Everything in the listing should be restated word for word.
-- START OF RECORDS SHOWN --
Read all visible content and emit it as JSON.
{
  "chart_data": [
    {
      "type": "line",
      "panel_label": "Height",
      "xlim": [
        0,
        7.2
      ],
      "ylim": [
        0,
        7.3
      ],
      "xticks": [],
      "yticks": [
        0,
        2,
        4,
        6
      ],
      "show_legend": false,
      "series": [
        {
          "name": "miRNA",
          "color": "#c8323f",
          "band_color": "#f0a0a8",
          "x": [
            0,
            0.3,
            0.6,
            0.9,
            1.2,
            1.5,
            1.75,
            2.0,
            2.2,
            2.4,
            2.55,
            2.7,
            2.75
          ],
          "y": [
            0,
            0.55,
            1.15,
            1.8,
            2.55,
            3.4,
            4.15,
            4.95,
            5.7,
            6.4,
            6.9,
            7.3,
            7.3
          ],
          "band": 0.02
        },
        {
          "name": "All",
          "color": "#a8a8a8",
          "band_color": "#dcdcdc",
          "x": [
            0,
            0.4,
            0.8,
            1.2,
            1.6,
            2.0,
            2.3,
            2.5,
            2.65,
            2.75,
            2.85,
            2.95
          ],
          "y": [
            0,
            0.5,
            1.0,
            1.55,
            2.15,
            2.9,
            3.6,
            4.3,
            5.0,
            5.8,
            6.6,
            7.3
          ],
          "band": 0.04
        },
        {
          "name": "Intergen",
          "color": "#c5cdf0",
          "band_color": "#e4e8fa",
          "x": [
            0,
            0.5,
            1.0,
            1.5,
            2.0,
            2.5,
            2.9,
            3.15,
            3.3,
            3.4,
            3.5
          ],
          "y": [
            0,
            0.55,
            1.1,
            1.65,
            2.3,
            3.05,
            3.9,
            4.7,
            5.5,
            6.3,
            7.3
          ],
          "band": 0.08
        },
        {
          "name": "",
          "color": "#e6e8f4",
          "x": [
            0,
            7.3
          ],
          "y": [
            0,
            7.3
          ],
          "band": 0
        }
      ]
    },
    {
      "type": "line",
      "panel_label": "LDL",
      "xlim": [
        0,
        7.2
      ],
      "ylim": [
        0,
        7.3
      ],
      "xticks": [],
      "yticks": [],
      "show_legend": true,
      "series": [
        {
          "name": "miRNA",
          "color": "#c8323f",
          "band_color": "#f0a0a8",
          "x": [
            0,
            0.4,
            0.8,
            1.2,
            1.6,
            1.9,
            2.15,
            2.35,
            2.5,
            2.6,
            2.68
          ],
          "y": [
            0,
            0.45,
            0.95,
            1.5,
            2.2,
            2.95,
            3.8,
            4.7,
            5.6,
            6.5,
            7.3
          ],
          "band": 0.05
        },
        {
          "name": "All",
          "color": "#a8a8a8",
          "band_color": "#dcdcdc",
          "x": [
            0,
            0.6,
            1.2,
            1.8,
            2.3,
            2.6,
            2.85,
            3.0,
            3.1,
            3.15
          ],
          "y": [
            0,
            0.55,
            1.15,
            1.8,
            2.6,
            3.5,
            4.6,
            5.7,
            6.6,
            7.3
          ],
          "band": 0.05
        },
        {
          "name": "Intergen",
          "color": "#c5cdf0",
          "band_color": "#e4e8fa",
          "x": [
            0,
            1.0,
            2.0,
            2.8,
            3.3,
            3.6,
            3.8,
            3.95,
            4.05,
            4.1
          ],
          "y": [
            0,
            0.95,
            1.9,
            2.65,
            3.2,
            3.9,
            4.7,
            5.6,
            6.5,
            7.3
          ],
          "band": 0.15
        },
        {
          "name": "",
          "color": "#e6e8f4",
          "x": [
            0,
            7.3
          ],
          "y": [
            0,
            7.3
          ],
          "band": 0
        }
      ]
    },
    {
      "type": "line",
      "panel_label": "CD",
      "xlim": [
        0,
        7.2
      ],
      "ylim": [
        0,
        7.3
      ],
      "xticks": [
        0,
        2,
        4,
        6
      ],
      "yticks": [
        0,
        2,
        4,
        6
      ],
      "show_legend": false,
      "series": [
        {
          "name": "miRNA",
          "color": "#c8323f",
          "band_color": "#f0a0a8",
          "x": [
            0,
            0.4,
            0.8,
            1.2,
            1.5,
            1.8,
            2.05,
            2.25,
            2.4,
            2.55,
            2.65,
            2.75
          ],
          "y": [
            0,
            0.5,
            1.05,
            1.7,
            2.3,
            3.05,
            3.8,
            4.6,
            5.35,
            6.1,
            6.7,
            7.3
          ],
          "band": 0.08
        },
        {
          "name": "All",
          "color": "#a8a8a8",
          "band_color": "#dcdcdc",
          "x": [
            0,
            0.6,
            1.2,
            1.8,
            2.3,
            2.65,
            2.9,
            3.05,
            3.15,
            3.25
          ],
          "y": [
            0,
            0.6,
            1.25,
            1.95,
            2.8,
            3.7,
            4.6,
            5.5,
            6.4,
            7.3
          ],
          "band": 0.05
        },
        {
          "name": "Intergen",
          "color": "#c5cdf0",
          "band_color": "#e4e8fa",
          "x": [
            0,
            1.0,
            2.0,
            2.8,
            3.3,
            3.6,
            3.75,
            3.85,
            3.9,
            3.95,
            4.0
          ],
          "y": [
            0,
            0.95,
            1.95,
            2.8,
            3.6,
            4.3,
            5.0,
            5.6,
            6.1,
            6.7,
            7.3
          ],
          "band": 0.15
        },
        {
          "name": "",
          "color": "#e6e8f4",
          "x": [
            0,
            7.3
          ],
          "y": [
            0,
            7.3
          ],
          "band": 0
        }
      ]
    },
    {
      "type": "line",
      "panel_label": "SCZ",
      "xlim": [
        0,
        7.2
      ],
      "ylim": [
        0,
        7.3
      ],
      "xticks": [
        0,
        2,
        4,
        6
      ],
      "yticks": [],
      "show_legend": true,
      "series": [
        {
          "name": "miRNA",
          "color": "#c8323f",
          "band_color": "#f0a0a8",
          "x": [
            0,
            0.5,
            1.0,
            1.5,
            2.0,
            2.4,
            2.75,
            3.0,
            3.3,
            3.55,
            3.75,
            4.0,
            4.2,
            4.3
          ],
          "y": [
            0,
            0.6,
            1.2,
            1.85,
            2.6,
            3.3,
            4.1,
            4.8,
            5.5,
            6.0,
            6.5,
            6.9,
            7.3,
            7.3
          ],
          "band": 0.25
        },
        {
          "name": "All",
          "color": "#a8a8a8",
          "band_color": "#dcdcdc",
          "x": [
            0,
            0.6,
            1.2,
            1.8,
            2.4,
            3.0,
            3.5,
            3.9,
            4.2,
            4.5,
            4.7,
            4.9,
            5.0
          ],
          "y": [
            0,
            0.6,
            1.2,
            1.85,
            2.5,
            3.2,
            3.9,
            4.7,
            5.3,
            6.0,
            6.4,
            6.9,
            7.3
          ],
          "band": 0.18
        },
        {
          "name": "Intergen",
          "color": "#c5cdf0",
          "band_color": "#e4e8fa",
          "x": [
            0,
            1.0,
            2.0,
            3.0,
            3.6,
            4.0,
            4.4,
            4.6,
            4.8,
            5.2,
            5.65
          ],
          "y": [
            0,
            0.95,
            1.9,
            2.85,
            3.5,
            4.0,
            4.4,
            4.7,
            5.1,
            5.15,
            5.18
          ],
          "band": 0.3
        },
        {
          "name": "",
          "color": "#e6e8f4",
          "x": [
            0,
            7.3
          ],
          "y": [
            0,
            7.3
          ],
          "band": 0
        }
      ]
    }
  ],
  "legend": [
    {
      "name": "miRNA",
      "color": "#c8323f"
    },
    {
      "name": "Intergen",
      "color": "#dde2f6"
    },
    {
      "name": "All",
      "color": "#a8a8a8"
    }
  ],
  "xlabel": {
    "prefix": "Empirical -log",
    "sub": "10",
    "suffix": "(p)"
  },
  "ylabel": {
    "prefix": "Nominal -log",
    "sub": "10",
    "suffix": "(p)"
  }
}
-- END OF RECORDS SHOWN --
- RIGHT ANSWER -
Read all visible content and emit it as JSON.
{
  "chart_data": [
    {
      "type": "line",
      "panel_label": "Height",
      "xlim": [
        0,
        7.2
      ],
      "ylim": [
        0,
        7.3
      ],
      "xticks": [],
      "yticks": [
        0,
        2,
        4,
        6
      ],
      "show_legend": false,
      "series": [
        {
          "name": "miRNA",
          "color": "#c8323f",
          "band_color": "#f0a0a8",
          "x": [
            0,
            0.3,
            0.6,
            0.9,
            1.2,
            1.5,
            1.75,
            2.0,
            2.2,
            2.4,
            2.55,
            2.7,
            2.75
          ],
          "y": [
            0,
            0.55,
            1.15,
            1.8,
            2.55,
            3.4,
            4.15,
            4.95,
            5.7,
            6.4,
            6.9,
            7.3,
            7.3
          ],
          "band": 0.02
        },
        {
          "name": "All",
          "color": "#a8a8a8",
          "band_color": "#dcdcdc",
          "x": [
            0,
            0.4,
            0.8,
            1.2,
            1.6,
            2.0,
            2.3,
            2.5,
            2.65,
            2.75,
            2.85,
            2.95
          ],
          "y": [
            0,
            0.5,
            1.0,
            1.55,
            2.15,
            2.9,
            3.6,
            4.3,
            5.0,
            5.8,
            6.6,
            7.3
          ],
          "band": 0.04
        },
        {
          "name": "Intergen",
          "color": "#c5cdf0",
          "band_color": "#e4e8fa",
          "x": [
            0,
            0.5,
            1.0,
            1.5,
            2.0,
            2.5,
            2.9,
            3.15,
            3.3,
            3.4,
            3.5
          ],
          "y": [
            0,
            0.55,
            1.1,
            1.65,
            2.3,
            3.05,
            3.9,
            4.7,
            5.5,
            6.3,
            7.3
          ],
          "band": 0.08
        },
        {
          "name": "",
          "color": "#e6e8f4",
          "x": [
            0,
            7.3
          ],
          "y": [
            0,
            7.3
          ],
          "band": 0
        }
      ]
    },
    {
      "type": "line",
      "panel_label": "LDL",
      "xlim": [
        0,
        7.2
      ],
      "ylim": [
        0,
        7.3
      ],
      "xticks": [],
      "yticks": [],
      "show_legend": true,
      "series": [
        {
          "name": "miRNA",
          "color": "#c8323f",
          "band_color": "#f0a0a8",
          "x": [
            0,
            0.4,
            0.8,
            1.2,
            1.6,
            1.9,
            2.15,
            2.35,
            2.5,
            2.6,
            2.68
          ],
          "y": [
            0,
            0.45,
            0.95,
            1.5,
            2.2,
            2.95,
            3.8,
            4.7,
            5.6,
            6.5,
            7.3
          ],
          "band": 0.05
        },
        {
          "name": "All",
          "color": "#a8a8a8",
          "band_color": "#dcdcdc",
          "x": [
            0,
            0.6,
            1.2,
            1.8,
            2.3,
            2.6,
            2.85,
            3.0,
            3.1,
            3.15
          ],
          "y": [
            0,
            0.55,
            1.15,
            1.8,
            2.6,
            3.5,
            4.6,
            5.7,
            6.6,
            7.3
          ],
          "band": 0.05
        },
        {
          "name": "Intergen",
          "color": "#c5cdf0",
          "band_color": "#e4e8fa",
          "x": [
            0,
            1.0,
            2.0,
            2.8,
            3.3,
            3.6,
            3.8,
            3.95,
            4.05,
            4.1
          ],
          "y": [
            0,
            0.95,
            1.9,
            2.65,
            3.2,
            3.9,
            4.7,
            5.6,
            6.5,
            7.3
          ],
          "band": 0.15
        },
        {
          "name": "",
          "color": "#e6e8f4",
          "x": [
            0,
            7.3
          ],
          "y": [
            0,
            7.3
          ],
          "band": 0
        }
      ]
    },
    {
      "type": "line",
      "panel_label": "CD",
      "xlim": [
        0,
        7.2
      ],
      "ylim": [
        0,
        7.3
      ],
      "xticks": [
        0,
        2,
        4,
        6
      ],
      "yticks": [
        0,
        2,
        4,
        6
      ],
      "show_legend": false,
      "series": [
        {
          "name": "miRNA",
          "color": "#c8323f",
          "band_color": "#f0a0a8",
          "x": [
            0,
            0.4,
            0.8,
            1.2,
            1.5,
            1.8,
            2.05,
            2.25,
            2.4,
            2.55,
            2.65,
            2.75
          ],
          "y": [
            0,
            0.5,
            1.05,
            1.7,
            2.3,
            3.05,
            3.8,
            4.6,
            5.35,
            6.1,
            6.7,
            7.3
          ],
          "band": 0.08
        },
        {
          "name": "All",
          "color": "#a8a8a8",
          "band_color": "#dcdcdc",
          "x": [
            0,
            0.6,
            1.2,
            1.8,
            2.3,
            2.65,
            2.9,
            3.05,
            3.15,
            3.25
          ],
          "y": [
            0,
            0.6,
            1.25,
            1.95,
            2.8,
            3.7,
            4.6,
            5.5,
            6.4,
            7.3
          ],
          "band": 0.05
        },
        {
          "name": "Intergen",
          "color": "#c5cdf0",
          "band_color": "#e4e8fa",
          "x": [
            0,
            1.0,
            2.0,
            2.8,
            3.3,
            3.6,
            3.75,
            3.85,
            3.9,
            3.95,
            4.0
          ],
          "y": [
            0,
            0.95,
            1.95,
            2.8,
            3.6,
            4.3,
            5.0,
            5.6,
            6.1,
            6.7,
            7.3
          ],
          "band": 0.15
        },
        {
          "name": "",
          "color": "#e6e8f4",
          "x": [
            0,
            7.3
          ],
          "y": [
            0,
            7.3
          ],
          "band": 0
        }
      ]
    },
    {
      "type": "line",
      "panel_label": "SCZ",
      "xlim": [
        0,
        7.2
      ],
      "ylim": [
        0,
        7.3
      ],
      "xticks": [
        0,
        2,
        4,
        6
      ],
      "yticks": [],
      "show_legend": true,
      "series": [
        {
          "name": "miRNA",
          "color": "#c8323f",
          "band_color": "#f0a0a8",
          "x": [
            0,
            0.5,
            1.0,
            1.5,
            2.0,
            2.4,
            2.75,
            3.0,
            3.3,
            3.55,
            3.75,
            4.0,
            4.2,
            4.3
          ],
          "y": [
            0,
            0.6,
            1.2,
            1.85,
            2.6,
            3.3,
            4.1,
            4.8,
            5.5,
            6.0,
            6.5,
            6.9,
            7.3,
            7.3
          ],
          "band": 0.25
        },
        {
          "name": "All",
          "color": "#a8a8a8",
          "band_color": "#dcdcdc",
          "x": [
            0,
            0.6,
            1.2,
            1.8,
            2.4,
            3.0,
            3.5,
            3.9,
            4.2,
            4.5,
            4.7,
            4.9,
            5.0
          ],
          "y": [
            0,
            0.6,
            1.2,
            1.85,
            2.5,
            3.2,
            3.9,
            4.7,
            5.3,
            6.0,
            6.4,
            6.9,
            7.3
          ],
          "band": 0.18
        },
        {
          "name": "Intergen",
          "color": "#c5cdf0",
          "band_color": "#e4e8fa",
          "x": [
            0,
            1.0,
            2.0,
            3.0,
            3.6,
            4.0,
            4.4,
            4.6,
            4.8,
            5.2,
            5.65
          ],
          "y": [
            0,
            0.95,
            1.9,
            2.85,
            3.5,
            4.0,
            4.4,
            4.7,
            5.1,
            5.15,
            5.18
          ],
          "band": 0.3
        },
        {
          "name": "",
          "color": "#e6e8f4",
          "x": [
            0,
            7.3
          ],
          "y": [
            0,
            7.3
          ],
          "band": 0
        }
      ]
    }
  ],
  "legend": [
    {
      "name": "miRNA",
      "color": "#c8323f"
    },
    {
      "name": "Intergen",
      "color": "#dde2f6"
    },
    {
      "name": "All",
      "color": "#a8a8a8"
    }
  ],
  "xlabel": {
    "prefix": "Empirical -log",
    "sub": "10",
    "suffix": "(p)"
  },
  "ylabel": {
    "prefix": "Nominal -log",
    "sub": "10",
    "suffix": "(p)"
  }
}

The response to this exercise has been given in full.